(Entries taken from a collection)
►

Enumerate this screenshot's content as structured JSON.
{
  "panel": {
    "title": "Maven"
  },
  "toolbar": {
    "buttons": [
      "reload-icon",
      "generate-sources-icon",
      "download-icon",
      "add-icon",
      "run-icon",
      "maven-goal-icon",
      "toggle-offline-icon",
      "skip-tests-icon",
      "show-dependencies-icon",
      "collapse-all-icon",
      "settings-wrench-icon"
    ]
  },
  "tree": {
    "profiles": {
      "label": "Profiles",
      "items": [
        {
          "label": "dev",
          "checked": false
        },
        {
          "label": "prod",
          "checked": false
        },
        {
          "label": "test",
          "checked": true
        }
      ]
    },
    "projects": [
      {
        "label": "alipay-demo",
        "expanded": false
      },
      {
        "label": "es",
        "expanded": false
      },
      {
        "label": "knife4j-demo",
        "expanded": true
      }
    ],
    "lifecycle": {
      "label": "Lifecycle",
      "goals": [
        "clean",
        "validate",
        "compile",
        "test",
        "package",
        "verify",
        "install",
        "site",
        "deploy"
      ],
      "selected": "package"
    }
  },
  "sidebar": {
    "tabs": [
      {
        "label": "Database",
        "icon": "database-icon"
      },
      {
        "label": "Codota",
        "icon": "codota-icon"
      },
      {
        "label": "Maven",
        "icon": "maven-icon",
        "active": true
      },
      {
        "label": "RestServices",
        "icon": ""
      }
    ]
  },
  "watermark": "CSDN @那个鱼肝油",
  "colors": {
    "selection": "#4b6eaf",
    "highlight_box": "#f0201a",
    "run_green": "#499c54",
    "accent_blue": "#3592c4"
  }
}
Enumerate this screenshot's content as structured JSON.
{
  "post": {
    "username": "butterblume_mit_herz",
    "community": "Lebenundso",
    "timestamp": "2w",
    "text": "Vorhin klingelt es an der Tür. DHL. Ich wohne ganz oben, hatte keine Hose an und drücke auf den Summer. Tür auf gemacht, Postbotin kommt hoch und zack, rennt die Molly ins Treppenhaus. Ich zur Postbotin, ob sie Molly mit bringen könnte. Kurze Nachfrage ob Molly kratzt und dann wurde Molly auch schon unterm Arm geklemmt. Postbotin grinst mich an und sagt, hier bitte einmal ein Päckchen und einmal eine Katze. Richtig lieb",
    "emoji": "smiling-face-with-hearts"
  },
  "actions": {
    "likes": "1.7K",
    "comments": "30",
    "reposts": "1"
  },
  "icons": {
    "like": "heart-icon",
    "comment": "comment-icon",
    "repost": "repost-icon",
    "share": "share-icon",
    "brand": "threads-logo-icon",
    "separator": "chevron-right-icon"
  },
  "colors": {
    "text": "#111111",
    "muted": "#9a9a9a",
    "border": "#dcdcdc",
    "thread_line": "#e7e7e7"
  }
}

◄

• **Problem to solve**
Pick out every line of the listing containing the word "true", and show those lines.

• **Solution for this exercise**
          "checked": true
        "expanded": true
        "active": true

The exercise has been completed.